■ TASK TO COMPLETE ■
Give every entry again, unchanged, and leave its images out.

■ ENTRIES ■
* start *

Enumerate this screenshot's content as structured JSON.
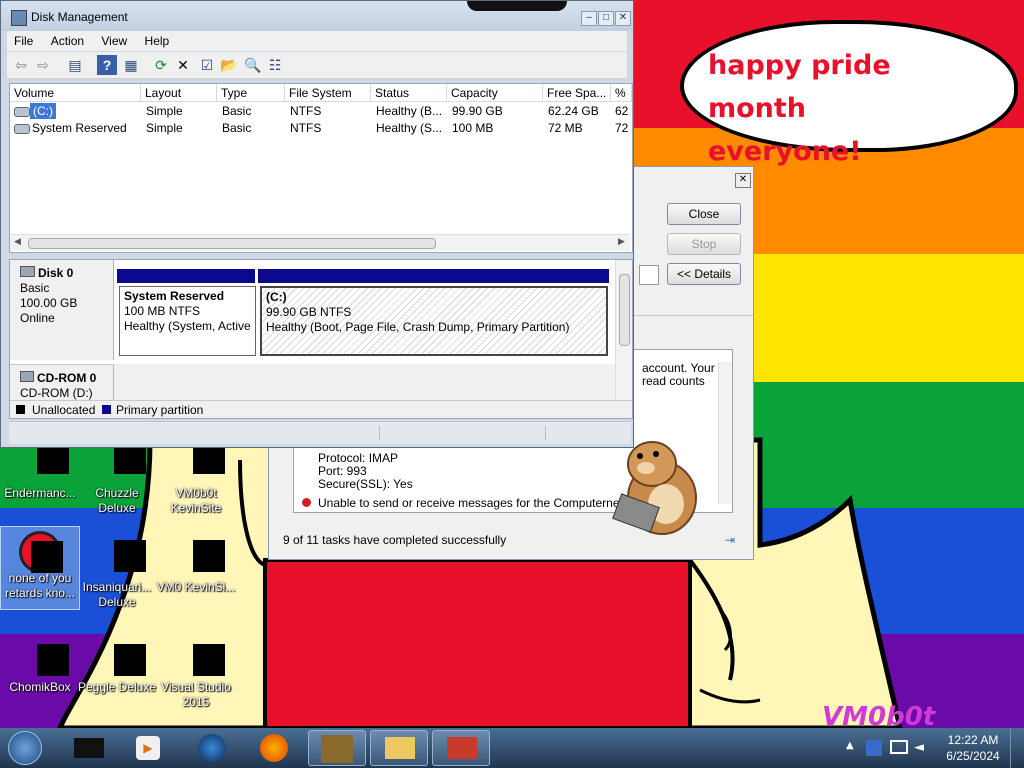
{
  "bubble": {
    "line1": "happy pride month",
    "line2": "everyone!"
  },
  "watermark": "VM0b0t",
  "desktop_icons": [
    {
      "label": "Endermanc...",
      "icon": "ender-icon"
    },
    {
      "label": "Chuzzle Deluxe",
      "icon": "chuzzle-icon"
    },
    {
      "label": "VM0b0t KevinSite",
      "icon": "vm0b0t-icon"
    },
    {
      "label": "none of you retards kno...",
      "icon": "shortcut-icon"
    },
    {
      "label": "Insaniquari... Deluxe",
      "icon": "insaniquarium-icon"
    },
    {
      "label": "VM0 KevinSi...",
      "icon": "vm0-icon"
    },
    {
      "label": "ChomikBox",
      "icon": "chomikbox-icon"
    },
    {
      "label": "Peggle Deluxe",
      "icon": "peggle-icon"
    },
    {
      "label": "Visual Studio 2015",
      "icon": "visual-studio-icon"
    }
  ],
  "disk_mgmt": {
    "title": "Disk Management",
    "menu": [
      "File",
      "Action",
      "View",
      "Help"
    ],
    "columns": [
      "Volume",
      "Layout",
      "Type",
      "File System",
      "Status",
      "Capacity",
      "Free Spa...",
      "%"
    ],
    "rows": [
      [
        "(C:)",
        "Simple",
        "Basic",
        "NTFS",
        "Healthy (B...",
        "99.90 GB",
        "62.24 GB",
        "62"
      ],
      [
        "System Reserved",
        "Simple",
        "Basic",
        "NTFS",
        "Healthy (S...",
        "100 MB",
        "72 MB",
        "72"
      ]
    ],
    "disk0": {
      "name": "Disk 0",
      "type": "Basic",
      "size": "100.00 GB",
      "state": "Online",
      "partitions": [
        {
          "name": "System Reserved",
          "size": "100 MB NTFS",
          "status": "Healthy (System, Active"
        },
        {
          "name": "(C:)",
          "size": "99.90 GB NTFS",
          "status": "Healthy (Boot, Page File, Crash Dump, Primary Partition)"
        }
      ]
    },
    "cdrom": {
      "name": "CD-ROM 0",
      "drive": "CD-ROM (D:)"
    },
    "legend": [
      {
        "label": "Unallocated",
        "color": "#000000"
      },
      {
        "label": "Primary partition",
        "color": "#0a0a90"
      }
    ]
  },
  "send_receive": {
    "close": "Close",
    "stop": "Stop",
    "details": "<< Details",
    "detail_lines": [
      "account. Your",
      "read counts"
    ],
    "protocol": "Protocol: IMAP",
    "port": "Port: 993",
    "secure": "Secure(SSL): Yes",
    "error": "Unable to send or receive messages for the Computernewb (vm0",
    "summary": "9 of 11 tasks have completed successfully"
  },
  "taskbar": {
    "time": "12:22 AM",
    "date": "6/25/2024"
  },
  "colors": {
    "red": "#e8102a",
    "orange": "#ff8a00",
    "yellow": "#ffe600",
    "green": "#0aa33a",
    "blue": "#1a4fd8",
    "purple": "#6a0aa8"
  }
}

* end *

■ THE OUTPUT ■
Enumerate this screenshot's content as structured JSON.
{
  "bubble": {
    "line1": "happy pride month",
    "line2": "everyone!"
  },
  "watermark": "VM0b0t",
  "desktop_icons": [
    {
      "label": "Endermanc...",
      "icon": "ender-icon"
    },
    {
      "label": "Chuzzle Deluxe",
      "icon": "chuzzle-icon"
    },
    {
      "label": "VM0b0t KevinSite",
      "icon": "vm0b0t-icon"
    },
    {
      "label": "none of you retards kno...",
      "icon": "shortcut-icon"
    },
    {
      "label": "Insaniquari... Deluxe",
      "icon": "insaniquarium-icon"
    },
    {
      "label": "VM0 KevinSi...",
      "icon": "vm0-icon"
    },
    {
      "label": "ChomikBox",
      "icon": "chomikbox-icon"
    },
    {
      "label": "Peggle Deluxe",
      "icon": "peggle-icon"
    },
    {
      "label": "Visual Studio 2015",
      "icon": "visual-studio-icon"
    }
  ],
  "disk_mgmt": {
    "title": "Disk Management",
    "menu": [
      "File",
      "Action",
      "View",
      "Help"
    ],
    "columns": [
      "Volume",
      "Layout",
      "Type",
      "File System",
      "Status",
      "Capacity",
      "Free Spa...",
      "%"
    ],
    "rows": [
      [
        "(C:)",
        "Simple",
        "Basic",
        "NTFS",
        "Healthy (B...",
        "99.90 GB",
        "62.24 GB",
        "62"
      ],
      [
        "System Reserved",
        "Simple",
        "Basic",
        "NTFS",
        "Healthy (S...",
        "100 MB",
        "72 MB",
        "72"
      ]
    ],
    "disk0": {
      "name": "Disk 0",
      "type": "Basic",
      "size": "100.00 GB",
      "state": "Online",
      "partitions": [
        {
          "name": "System Reserved",
          "size": "100 MB NTFS",
          "status": "Healthy (System, Active"
        },
        {
          "name": "(C:)",
          "size": "99.90 GB NTFS",
          "status": "Healthy (Boot, Page File, Crash Dump, Primary Partition)"
        }
      ]
    },
    "cdrom": {
      "name": "CD-ROM 0",
      "drive": "CD-ROM (D:)"
    },
    "legend": [
      {
        "label": "Unallocated",
        "color": "#000000"
      },
      {
        "label": "Primary partition",
        "color": "#0a0a90"
      }
    ]
  },
  "send_receive": {
    "close": "Close",
    "stop": "Stop",
    "details": "<< Details",
    "detail_lines": [
      "account. Your",
      "read counts"
    ],
    "protocol": "Protocol: IMAP",
    "port": "Port: 993",
    "secure": "Secure(SSL): Yes",
    "error": "Unable to send or receive messages for the Computernewb (vm0",
    "summary": "9 of 11 tasks have completed successfully"
  },
  "taskbar": {
    "time": "12:22 AM",
    "date": "6/25/2024"
  },
  "colors": {
    "red": "#e8102a",
    "orange": "#ff8a00",
    "yellow": "#ffe600",
    "green": "#0aa33a",
    "blue": "#1a4fd8",
    "purple": "#6a0aa8"
  }
}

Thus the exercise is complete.